■ **Exercise brief**:
In the entries that follow, how many lines contain the word "none"? Answer with the number only.

■ **Records for this exercise**:
━━━━━━━━━━━━━━━━
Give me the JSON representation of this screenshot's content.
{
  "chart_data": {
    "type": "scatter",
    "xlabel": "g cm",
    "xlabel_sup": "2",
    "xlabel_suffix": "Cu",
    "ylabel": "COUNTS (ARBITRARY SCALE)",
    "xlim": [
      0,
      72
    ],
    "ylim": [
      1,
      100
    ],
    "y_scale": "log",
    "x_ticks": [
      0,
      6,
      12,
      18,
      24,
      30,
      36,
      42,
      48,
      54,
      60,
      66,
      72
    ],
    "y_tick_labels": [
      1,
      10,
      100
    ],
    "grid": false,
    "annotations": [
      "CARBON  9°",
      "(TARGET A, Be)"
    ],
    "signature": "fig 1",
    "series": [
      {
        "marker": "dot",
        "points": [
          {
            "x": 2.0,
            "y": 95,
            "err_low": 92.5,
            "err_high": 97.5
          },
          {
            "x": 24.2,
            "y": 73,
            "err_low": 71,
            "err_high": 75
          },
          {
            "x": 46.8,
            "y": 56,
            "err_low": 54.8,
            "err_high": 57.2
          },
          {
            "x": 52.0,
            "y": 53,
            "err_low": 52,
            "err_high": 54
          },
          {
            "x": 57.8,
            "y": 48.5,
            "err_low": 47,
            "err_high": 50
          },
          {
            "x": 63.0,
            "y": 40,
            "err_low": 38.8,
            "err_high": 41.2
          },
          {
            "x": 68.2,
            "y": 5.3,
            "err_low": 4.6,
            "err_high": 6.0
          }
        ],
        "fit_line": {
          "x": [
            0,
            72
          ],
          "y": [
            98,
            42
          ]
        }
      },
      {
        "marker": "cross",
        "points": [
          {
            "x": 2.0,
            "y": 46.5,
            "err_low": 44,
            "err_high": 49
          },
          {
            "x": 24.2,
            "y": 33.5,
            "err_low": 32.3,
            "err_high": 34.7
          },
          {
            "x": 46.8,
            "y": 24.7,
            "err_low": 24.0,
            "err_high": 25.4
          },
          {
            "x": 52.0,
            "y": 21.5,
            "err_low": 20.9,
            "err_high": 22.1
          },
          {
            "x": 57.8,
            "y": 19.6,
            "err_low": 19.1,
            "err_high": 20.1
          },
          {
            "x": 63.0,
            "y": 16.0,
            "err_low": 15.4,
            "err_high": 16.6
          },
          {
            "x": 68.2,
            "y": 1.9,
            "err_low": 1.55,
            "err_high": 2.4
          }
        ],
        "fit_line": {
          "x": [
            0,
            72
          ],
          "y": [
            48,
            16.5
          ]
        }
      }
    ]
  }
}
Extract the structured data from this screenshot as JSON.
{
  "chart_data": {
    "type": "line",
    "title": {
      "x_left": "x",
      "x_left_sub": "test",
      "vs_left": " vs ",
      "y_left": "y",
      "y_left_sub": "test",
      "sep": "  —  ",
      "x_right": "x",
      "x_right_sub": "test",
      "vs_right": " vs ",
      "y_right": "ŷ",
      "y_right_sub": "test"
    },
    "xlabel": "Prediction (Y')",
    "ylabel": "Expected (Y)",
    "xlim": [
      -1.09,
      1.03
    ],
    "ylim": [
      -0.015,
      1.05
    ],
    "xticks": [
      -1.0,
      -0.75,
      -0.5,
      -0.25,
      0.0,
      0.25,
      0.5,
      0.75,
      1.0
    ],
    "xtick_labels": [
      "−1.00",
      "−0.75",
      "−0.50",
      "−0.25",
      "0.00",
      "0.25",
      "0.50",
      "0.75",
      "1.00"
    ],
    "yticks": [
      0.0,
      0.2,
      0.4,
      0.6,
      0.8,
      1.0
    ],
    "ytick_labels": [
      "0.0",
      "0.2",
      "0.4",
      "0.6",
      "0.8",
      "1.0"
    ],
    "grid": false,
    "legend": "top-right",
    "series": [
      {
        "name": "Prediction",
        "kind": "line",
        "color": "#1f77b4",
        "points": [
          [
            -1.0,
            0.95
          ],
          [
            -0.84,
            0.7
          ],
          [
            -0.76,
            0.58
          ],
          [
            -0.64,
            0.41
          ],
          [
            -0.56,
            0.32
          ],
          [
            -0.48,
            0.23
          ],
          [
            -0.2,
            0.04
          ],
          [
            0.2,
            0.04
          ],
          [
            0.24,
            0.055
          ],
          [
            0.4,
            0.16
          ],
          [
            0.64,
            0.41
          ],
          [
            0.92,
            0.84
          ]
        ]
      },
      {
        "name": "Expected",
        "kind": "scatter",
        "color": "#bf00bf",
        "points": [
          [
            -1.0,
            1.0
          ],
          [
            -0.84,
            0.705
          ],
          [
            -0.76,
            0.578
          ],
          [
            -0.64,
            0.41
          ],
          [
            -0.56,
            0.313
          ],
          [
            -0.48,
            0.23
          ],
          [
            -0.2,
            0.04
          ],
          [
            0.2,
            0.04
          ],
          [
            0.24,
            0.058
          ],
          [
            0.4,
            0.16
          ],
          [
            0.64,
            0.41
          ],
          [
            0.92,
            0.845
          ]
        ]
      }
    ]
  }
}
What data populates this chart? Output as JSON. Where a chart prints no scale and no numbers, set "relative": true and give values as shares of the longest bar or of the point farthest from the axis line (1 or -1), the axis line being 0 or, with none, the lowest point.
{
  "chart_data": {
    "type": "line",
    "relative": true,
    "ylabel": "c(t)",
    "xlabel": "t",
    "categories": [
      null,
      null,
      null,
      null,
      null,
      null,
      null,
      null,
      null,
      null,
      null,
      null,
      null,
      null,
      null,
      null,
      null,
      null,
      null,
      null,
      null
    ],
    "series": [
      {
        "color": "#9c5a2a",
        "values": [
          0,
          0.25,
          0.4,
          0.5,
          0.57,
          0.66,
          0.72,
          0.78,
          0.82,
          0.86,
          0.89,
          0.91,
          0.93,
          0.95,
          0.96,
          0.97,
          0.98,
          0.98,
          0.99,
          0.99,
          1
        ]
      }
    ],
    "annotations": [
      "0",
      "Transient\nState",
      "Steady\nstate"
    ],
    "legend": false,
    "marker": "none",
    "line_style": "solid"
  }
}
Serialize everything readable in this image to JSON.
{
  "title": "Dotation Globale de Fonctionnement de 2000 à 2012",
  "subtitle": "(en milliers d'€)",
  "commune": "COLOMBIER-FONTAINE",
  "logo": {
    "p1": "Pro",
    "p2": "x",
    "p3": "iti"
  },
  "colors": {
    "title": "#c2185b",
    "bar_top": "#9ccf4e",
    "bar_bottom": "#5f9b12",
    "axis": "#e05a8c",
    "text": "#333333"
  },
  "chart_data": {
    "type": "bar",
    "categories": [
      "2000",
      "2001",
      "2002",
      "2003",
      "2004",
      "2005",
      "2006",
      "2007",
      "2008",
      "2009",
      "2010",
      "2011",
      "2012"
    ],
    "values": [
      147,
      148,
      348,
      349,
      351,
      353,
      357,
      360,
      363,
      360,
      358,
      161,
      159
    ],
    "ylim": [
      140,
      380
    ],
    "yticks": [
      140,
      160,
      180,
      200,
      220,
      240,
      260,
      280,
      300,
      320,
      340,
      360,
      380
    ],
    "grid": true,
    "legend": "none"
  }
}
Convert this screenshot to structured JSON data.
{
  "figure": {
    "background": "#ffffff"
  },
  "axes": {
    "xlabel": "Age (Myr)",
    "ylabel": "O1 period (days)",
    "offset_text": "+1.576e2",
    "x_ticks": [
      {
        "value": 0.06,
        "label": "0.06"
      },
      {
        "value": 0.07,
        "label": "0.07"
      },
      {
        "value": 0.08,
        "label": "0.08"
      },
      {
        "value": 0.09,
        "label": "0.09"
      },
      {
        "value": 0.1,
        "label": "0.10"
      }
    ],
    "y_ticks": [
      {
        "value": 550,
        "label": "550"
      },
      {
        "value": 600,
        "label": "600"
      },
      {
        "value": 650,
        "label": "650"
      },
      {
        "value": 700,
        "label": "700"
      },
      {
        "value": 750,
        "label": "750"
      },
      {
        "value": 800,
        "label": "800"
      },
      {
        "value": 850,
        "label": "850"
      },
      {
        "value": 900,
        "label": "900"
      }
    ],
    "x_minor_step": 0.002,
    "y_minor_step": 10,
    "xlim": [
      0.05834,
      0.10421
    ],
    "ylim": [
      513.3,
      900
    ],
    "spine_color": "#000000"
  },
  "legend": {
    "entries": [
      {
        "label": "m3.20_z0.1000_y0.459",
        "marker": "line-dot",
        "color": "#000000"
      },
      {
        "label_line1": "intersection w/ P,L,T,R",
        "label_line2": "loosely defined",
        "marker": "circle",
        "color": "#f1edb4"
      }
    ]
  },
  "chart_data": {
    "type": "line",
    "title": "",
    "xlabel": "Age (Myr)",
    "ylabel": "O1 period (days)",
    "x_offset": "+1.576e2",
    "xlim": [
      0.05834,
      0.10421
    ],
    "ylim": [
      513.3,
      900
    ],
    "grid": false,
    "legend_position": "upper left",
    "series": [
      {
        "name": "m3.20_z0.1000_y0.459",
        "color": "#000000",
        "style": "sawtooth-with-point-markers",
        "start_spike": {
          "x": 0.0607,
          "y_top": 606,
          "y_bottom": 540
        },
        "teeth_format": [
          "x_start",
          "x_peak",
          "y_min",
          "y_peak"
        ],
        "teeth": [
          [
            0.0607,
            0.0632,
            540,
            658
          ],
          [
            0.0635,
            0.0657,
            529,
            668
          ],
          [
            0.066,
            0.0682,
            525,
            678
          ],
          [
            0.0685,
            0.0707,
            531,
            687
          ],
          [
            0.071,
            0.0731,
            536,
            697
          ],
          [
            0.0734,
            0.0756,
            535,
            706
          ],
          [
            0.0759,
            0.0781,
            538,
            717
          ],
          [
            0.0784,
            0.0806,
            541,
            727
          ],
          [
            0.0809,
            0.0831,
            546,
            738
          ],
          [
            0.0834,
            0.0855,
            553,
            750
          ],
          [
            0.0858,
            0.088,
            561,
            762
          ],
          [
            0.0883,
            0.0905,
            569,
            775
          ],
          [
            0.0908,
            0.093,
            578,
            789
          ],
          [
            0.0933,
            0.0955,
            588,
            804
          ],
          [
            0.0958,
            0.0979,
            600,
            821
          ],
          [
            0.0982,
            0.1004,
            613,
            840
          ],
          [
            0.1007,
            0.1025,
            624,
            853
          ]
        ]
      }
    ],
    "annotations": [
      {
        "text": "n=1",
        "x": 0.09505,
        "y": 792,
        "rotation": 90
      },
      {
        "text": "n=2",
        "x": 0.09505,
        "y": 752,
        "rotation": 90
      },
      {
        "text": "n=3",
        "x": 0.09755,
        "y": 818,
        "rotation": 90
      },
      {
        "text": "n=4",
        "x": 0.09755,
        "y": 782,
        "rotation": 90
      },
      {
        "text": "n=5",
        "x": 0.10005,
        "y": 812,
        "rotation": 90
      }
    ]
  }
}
━━━━━━━━━━━━━━━━
■ **Full response**:
3